> **Try it**
Copy out every record below with complete accuracy.

Page content records:
......
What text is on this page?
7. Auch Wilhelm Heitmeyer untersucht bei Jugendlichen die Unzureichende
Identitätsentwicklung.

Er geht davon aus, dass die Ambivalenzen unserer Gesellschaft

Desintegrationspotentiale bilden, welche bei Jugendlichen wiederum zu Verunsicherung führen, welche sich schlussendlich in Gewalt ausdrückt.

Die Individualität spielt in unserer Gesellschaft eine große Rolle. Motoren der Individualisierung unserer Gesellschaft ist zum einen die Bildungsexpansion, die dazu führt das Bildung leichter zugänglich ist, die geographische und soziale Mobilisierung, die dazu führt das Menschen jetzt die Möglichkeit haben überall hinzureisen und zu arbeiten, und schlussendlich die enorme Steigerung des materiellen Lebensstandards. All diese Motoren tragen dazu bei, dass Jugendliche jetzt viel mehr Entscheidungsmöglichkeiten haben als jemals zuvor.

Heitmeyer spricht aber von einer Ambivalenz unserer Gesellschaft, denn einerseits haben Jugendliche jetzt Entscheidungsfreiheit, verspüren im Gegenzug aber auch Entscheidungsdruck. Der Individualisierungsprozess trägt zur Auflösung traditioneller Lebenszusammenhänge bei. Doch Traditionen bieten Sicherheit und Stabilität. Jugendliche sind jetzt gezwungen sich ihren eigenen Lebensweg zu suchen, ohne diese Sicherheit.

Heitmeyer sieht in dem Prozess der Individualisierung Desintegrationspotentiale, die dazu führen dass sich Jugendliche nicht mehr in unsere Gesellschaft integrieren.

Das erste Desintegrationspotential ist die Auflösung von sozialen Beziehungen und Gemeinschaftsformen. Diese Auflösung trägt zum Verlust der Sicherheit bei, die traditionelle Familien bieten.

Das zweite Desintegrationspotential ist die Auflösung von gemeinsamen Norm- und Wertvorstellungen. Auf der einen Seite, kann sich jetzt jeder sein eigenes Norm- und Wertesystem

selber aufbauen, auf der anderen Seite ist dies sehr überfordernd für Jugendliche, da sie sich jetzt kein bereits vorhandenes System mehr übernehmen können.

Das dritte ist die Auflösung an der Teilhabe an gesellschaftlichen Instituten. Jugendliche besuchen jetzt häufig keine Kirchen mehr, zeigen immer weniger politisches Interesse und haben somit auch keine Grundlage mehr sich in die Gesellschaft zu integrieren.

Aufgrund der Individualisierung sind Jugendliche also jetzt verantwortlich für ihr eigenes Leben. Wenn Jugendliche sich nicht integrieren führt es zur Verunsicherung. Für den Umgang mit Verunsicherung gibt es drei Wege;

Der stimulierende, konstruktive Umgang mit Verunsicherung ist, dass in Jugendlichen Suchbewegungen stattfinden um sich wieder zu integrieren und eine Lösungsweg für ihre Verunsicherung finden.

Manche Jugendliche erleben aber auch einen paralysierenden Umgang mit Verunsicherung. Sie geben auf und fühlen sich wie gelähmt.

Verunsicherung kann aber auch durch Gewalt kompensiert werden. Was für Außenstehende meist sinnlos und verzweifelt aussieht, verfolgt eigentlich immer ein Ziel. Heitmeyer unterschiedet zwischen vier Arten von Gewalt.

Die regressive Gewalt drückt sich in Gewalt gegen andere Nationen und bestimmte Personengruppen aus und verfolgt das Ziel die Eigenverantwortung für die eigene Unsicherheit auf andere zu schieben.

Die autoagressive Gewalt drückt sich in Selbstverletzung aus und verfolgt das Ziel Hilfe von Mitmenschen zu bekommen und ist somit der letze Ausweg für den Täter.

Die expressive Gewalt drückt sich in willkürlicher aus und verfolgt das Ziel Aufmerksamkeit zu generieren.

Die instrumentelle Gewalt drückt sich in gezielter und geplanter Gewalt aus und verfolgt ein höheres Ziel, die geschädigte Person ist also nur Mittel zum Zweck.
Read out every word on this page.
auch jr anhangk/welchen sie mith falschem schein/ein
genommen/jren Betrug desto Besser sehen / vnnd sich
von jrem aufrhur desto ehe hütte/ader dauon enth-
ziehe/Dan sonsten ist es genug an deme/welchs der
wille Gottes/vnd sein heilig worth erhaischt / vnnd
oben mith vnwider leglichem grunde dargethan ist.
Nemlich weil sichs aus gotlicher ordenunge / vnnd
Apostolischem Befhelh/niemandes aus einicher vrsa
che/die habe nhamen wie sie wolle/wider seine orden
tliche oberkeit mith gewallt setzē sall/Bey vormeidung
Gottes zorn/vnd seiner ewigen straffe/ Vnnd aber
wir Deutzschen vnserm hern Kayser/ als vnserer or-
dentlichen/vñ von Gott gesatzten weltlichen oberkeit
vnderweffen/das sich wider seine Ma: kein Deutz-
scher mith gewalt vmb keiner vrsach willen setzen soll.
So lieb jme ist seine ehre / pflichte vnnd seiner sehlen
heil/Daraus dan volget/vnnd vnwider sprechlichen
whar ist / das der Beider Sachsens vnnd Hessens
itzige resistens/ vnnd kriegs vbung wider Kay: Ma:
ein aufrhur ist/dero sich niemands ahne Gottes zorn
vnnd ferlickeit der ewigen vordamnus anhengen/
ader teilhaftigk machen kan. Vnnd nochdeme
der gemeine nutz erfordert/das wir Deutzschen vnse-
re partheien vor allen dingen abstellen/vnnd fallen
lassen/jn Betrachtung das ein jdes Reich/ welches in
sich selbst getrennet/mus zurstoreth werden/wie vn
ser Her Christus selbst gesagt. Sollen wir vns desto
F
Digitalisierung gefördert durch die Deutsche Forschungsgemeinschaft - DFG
......
> **Problem solution**
What text is on this page?
7. Auch Wilhelm Heitmeyer untersucht bei Jugendlichen die Unzureichende
Identitätsentwicklung.

Er geht davon aus, dass die Ambivalenzen unserer Gesellschaft

Desintegrationspotentiale bilden, welche bei Jugendlichen wiederum zu Verunsicherung führen, welche sich schlussendlich in Gewalt ausdrückt.

Die Individualität spielt in unserer Gesellschaft eine große Rolle. Motoren der Individualisierung unserer Gesellschaft ist zum einen die Bildungsexpansion, die dazu führt das Bildung leichter zugänglich ist, die geographische und soziale Mobilisierung, die dazu führt das Menschen jetzt die Möglichkeit haben überall hinzureisen und zu arbeiten, und schlussendlich die enorme Steigerung des materiellen Lebensstandards. All diese Motoren tragen dazu bei, dass Jugendliche jetzt viel mehr Entscheidungsmöglichkeiten haben als jemals zuvor.

Heitmeyer spricht aber von einer Ambivalenz unserer Gesellschaft, denn einerseits haben Jugendliche jetzt Entscheidungsfreiheit, verspüren im Gegenzug aber auch Entscheidungsdruck. Der Individualisierungsprozess trägt zur Auflösung traditioneller Lebenszusammenhänge bei. Doch Traditionen bieten Sicherheit und Stabilität. Jugendliche sind jetzt gezwungen sich ihren eigenen Lebensweg zu suchen, ohne diese Sicherheit.

Heitmeyer sieht in dem Prozess der Individualisierung Desintegrationspotentiale, die dazu führen dass sich Jugendliche nicht mehr in unsere Gesellschaft integrieren.

Das erste Desintegrationspotential ist die Auflösung von sozialen Beziehungen und Gemeinschaftsformen. Diese Auflösung trägt zum Verlust der Sicherheit bei, die traditionelle Familien bieten.

Das zweite Desintegrationspotential ist die Auflösung von gemeinsamen Norm- und Wertvorstellungen. Auf der einen Seite, kann sich jetzt jeder sein eigenes Norm- und Wertesystem

selber aufbauen, auf der anderen Seite ist dies sehr überfordernd für Jugendliche, da sie sich jetzt kein bereits vorhandenes System mehr übernehmen können.

Das dritte ist die Auflösung an der Teilhabe an gesellschaftlichen Instituten. Jugendliche besuchen jetzt häufig keine Kirchen mehr, zeigen immer weniger politisches Interesse und haben somit auch keine Grundlage mehr sich in die Gesellschaft zu integrieren.

Aufgrund der Individualisierung sind Jugendliche also jetzt verantwortlich für ihr eigenes Leben. Wenn Jugendliche sich nicht integrieren führt es zur Verunsicherung. Für den Umgang mit Verunsicherung gibt es drei Wege;

Der stimulierende, konstruktive Umgang mit Verunsicherung ist, dass in Jugendlichen Suchbewegungen stattfinden um sich wieder zu integrieren und eine Lösungsweg für ihre Verunsicherung finden.

Manche Jugendliche erleben aber auch einen paralysierenden Umgang mit Verunsicherung. Sie geben auf und fühlen sich wie gelähmt.

Verunsicherung kann aber auch durch Gewalt kompensiert werden. Was für Außenstehende meist sinnlos und verzweifelt aussieht, verfolgt eigentlich immer ein Ziel. Heitmeyer unterschiedet zwischen vier Arten von Gewalt.

Die regressive Gewalt drückt sich in Gewalt gegen andere Nationen und bestimmte Personengruppen aus und verfolgt das Ziel die Eigenverantwortung für die eigene Unsicherheit auf andere zu schieben.

Die autoagressive Gewalt drückt sich in Selbstverletzung aus und verfolgt das Ziel Hilfe von Mitmenschen zu bekommen und ist somit der letze Ausweg für den Täter.

Die expressive Gewalt drückt sich in willkürlicher aus und verfolgt das Ziel Aufmerksamkeit zu generieren.

Die instrumentelle Gewalt drückt sich in gezielter und geplanter Gewalt aus und verfolgt ein höheres Ziel, die geschädigte Person ist also nur Mittel zum Zweck.
Read out every word on this page.
auch jr anhangk/welchen sie mith falschem schein/ein
genommen/jren Betrug desto Besser sehen / vnnd sich
von jrem aufrhur desto ehe hütte/ader dauon enth-
ziehe/Dan sonsten ist es genug an deme/welchs der
wille Gottes/vnd sein heilig worth erhaischt / vnnd
oben mith vnwider leglichem grunde dargethan ist.
Nemlich weil sichs aus gotlicher ordenunge / vnnd
Apostolischem Befhelh/niemandes aus einicher vrsa
che/die habe nhamen wie sie wolle/wider seine orden
tliche oberkeit mith gewallt setzē sall/Bey vormeidung
Gottes zorn/vnd seiner ewigen straffe/ Vnnd aber
wir Deutzschen vnserm hern Kayser/ als vnserer or-
dentlichen/vñ von Gott gesatzten weltlichen oberkeit
vnderweffen/das sich wider seine Ma: kein Deutz-
scher mith gewalt vmb keiner vrsach willen setzen soll.
So lieb jme ist seine ehre / pflichte vnnd seiner sehlen
heil/Daraus dan volget/vnnd vnwider sprechlichen
whar ist / das der Beider Sachsens vnnd Hessens
itzige resistens/ vnnd kriegs vbung wider Kay: Ma:
ein aufrhur ist/dero sich niemands ahne Gottes zorn
vnnd ferlickeit der ewigen vordamnus anhengen/
ader teilhaftigk machen kan. Vnnd nochdeme
der gemeine nutz erfordert/das wir Deutzschen vnse-
re partheien vor allen dingen abstellen/vnnd fallen
lassen/jn Betrachtung das ein jdes Reich/ welches in
sich selbst getrennet/mus zurstoreth werden/wie vn
ser Her Christus selbst gesagt. Sollen wir vns desto
F
Digitalisierung gefördert durch die Deutsche Forschungsgemeinschaft - DFG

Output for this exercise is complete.